**Challenge:**
Extract the full set of records that follows, word for word.

<<<<

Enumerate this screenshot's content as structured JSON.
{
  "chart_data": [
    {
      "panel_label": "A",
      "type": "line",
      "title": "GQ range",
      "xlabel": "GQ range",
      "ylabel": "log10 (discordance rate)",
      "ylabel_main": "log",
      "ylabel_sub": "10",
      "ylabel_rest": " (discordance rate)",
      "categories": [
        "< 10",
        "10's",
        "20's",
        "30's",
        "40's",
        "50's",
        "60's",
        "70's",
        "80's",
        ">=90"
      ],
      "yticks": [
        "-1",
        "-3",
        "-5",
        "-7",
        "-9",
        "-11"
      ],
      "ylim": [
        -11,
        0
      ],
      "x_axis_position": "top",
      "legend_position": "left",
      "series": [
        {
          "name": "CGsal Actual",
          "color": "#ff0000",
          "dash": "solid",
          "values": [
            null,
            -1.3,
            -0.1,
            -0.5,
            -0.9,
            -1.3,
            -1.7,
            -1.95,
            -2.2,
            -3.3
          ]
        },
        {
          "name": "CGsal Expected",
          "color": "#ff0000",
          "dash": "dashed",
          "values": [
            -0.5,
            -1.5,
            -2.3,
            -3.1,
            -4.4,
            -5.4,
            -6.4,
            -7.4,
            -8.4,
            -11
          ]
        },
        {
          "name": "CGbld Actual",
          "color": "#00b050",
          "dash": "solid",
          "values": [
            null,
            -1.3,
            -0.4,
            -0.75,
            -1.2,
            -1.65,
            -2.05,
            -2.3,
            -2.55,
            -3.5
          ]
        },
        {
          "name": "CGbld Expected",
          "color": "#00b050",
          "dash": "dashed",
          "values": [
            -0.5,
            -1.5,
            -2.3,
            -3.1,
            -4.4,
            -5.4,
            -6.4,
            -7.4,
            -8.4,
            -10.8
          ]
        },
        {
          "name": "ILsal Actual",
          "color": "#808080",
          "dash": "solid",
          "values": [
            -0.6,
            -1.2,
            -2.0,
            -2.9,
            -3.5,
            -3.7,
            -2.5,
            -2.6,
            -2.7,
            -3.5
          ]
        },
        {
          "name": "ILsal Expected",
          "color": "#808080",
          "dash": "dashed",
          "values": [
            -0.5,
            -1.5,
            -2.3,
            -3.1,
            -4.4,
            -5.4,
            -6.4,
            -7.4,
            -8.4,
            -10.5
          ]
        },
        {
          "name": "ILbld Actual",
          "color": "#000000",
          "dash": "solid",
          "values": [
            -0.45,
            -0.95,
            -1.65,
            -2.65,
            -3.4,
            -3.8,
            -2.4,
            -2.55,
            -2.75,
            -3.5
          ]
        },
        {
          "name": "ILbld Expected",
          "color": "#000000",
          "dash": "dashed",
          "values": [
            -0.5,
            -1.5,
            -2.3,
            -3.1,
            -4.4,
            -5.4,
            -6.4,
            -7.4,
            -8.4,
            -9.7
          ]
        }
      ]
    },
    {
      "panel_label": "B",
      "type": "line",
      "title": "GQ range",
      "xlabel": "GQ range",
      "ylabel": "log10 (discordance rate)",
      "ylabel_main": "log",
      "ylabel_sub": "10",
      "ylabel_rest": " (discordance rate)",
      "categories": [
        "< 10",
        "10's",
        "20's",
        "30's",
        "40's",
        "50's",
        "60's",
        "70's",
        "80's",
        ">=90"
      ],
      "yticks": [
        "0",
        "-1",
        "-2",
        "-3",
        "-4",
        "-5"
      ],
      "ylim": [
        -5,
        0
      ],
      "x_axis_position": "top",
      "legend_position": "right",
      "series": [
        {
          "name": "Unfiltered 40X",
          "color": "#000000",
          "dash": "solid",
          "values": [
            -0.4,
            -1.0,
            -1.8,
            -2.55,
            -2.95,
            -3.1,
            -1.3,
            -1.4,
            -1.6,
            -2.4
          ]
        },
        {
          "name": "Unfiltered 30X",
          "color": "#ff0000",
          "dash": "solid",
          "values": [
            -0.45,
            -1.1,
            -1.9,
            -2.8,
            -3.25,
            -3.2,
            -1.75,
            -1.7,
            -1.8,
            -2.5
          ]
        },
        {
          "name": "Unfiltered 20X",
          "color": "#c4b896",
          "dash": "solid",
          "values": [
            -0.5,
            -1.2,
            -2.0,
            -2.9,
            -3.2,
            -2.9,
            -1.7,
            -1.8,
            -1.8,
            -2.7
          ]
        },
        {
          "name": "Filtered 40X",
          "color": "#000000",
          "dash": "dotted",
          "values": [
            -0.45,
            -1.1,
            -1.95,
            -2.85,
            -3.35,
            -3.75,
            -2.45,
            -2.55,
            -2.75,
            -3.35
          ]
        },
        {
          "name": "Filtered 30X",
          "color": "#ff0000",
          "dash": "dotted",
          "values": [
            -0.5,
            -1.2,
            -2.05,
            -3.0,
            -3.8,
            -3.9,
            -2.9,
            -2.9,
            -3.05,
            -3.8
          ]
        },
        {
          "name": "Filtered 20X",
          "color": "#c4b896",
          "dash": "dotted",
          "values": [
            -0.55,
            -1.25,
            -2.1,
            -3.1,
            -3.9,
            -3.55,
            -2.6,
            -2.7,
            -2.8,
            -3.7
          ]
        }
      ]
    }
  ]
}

>>>>

**Solution:**
Enumerate this screenshot's content as structured JSON.
{
  "chart_data": [
    {
      "panel_label": "A",
      "type": "line",
      "title": "GQ range",
      "xlabel": "GQ range",
      "ylabel": "log10 (discordance rate)",
      "ylabel_main": "log",
      "ylabel_sub": "10",
      "ylabel_rest": " (discordance rate)",
      "categories": [
        "< 10",
        "10's",
        "20's",
        "30's",
        "40's",
        "50's",
        "60's",
        "70's",
        "80's",
        ">=90"
      ],
      "yticks": [
        "-1",
        "-3",
        "-5",
        "-7",
        "-9",
        "-11"
      ],
      "ylim": [
        -11,
        0
      ],
      "x_axis_position": "top",
      "legend_position": "left",
      "series": [
        {
          "name": "CGsal Actual",
          "color": "#ff0000",
          "dash": "solid",
          "values": [
            null,
            -1.3,
            -0.1,
            -0.5,
            -0.9,
            -1.3,
            -1.7,
            -1.95,
            -2.2,
            -3.3
          ]
        },
        {
          "name": "CGsal Expected",
          "color": "#ff0000",
          "dash": "dashed",
          "values": [
            -0.5,
            -1.5,
            -2.3,
            -3.1,
            -4.4,
            -5.4,
            -6.4,
            -7.4,
            -8.4,
            -11
          ]
        },
        {
          "name": "CGbld Actual",
          "color": "#00b050",
          "dash": "solid",
          "values": [
            null,
            -1.3,
            -0.4,
            -0.75,
            -1.2,
            -1.65,
            -2.05,
            -2.3,
            -2.55,
            -3.5
          ]
        },
        {
          "name": "CGbld Expected",
          "color": "#00b050",
          "dash": "dashed",
          "values": [
            -0.5,
            -1.5,
            -2.3,
            -3.1,
            -4.4,
            -5.4,
            -6.4,
            -7.4,
            -8.4,
            -10.8
          ]
        },
        {
          "name": "ILsal Actual",
          "color": "#808080",
          "dash": "solid",
          "values": [
            -0.6,
            -1.2,
            -2.0,
            -2.9,
            -3.5,
            -3.7,
            -2.5,
            -2.6,
            -2.7,
            -3.5
          ]
        },
        {
          "name": "ILsal Expected",
          "color": "#808080",
          "dash": "dashed",
          "values": [
            -0.5,
            -1.5,
            -2.3,
            -3.1,
            -4.4,
            -5.4,
            -6.4,
            -7.4,
            -8.4,
            -10.5
          ]
        },
        {
          "name": "ILbld Actual",
          "color": "#000000",
          "dash": "solid",
          "values": [
            -0.45,
            -0.95,
            -1.65,
            -2.65,
            -3.4,
            -3.8,
            -2.4,
            -2.55,
            -2.75,
            -3.5
          ]
        },
        {
          "name": "ILbld Expected",
          "color": "#000000",
          "dash": "dashed",
          "values": [
            -0.5,
            -1.5,
            -2.3,
            -3.1,
            -4.4,
            -5.4,
            -6.4,
            -7.4,
            -8.4,
            -9.7
          ]
        }
      ]
    },
    {
      "panel_label": "B",
      "type": "line",
      "title": "GQ range",
      "xlabel": "GQ range",
      "ylabel": "log10 (discordance rate)",
      "ylabel_main": "log",
      "ylabel_sub": "10",
      "ylabel_rest": " (discordance rate)",
      "categories": [
        "< 10",
        "10's",
        "20's",
        "30's",
        "40's",
        "50's",
        "60's",
        "70's",
        "80's",
        ">=90"
      ],
      "yticks": [
        "0",
        "-1",
        "-2",
        "-3",
        "-4",
        "-5"
      ],
      "ylim": [
        -5,
        0
      ],
      "x_axis_position": "top",
      "legend_position": "right",
      "series": [
        {
          "name": "Unfiltered 40X",
          "color": "#000000",
          "dash": "solid",
          "values": [
            -0.4,
            -1.0,
            -1.8,
            -2.55,
            -2.95,
            -3.1,
            -1.3,
            -1.4,
            -1.6,
            -2.4
          ]
        },
        {
          "name": "Unfiltered 30X",
          "color": "#ff0000",
          "dash": "solid",
          "values": [
            -0.45,
            -1.1,
            -1.9,
            -2.8,
            -3.25,
            -3.2,
            -1.75,
            -1.7,
            -1.8,
            -2.5
          ]
        },
        {
          "name": "Unfiltered 20X",
          "color": "#c4b896",
          "dash": "solid",
          "values": [
            -0.5,
            -1.2,
            -2.0,
            -2.9,
            -3.2,
            -2.9,
            -1.7,
            -1.8,
            -1.8,
            -2.7
          ]
        },
        {
          "name": "Filtered 40X",
          "color": "#000000",
          "dash": "dotted",
          "values": [
            -0.45,
            -1.1,
            -1.95,
            -2.85,
            -3.35,
            -3.75,
            -2.45,
            -2.55,
            -2.75,
            -3.35
          ]
        },
        {
          "name": "Filtered 30X",
          "color": "#ff0000",
          "dash": "dotted",
          "values": [
            -0.5,
            -1.2,
            -2.05,
            -3.0,
            -3.8,
            -3.9,
            -2.9,
            -2.9,
            -3.05,
            -3.8
          ]
        },
        {
          "name": "Filtered 20X",
          "color": "#c4b896",
          "dash": "dotted",
          "values": [
            -0.55,
            -1.25,
            -2.1,
            -3.1,
            -3.9,
            -3.55,
            -2.6,
            -2.7,
            -2.8,
            -3.7
          ]
        }
      ]
    }
  ]
}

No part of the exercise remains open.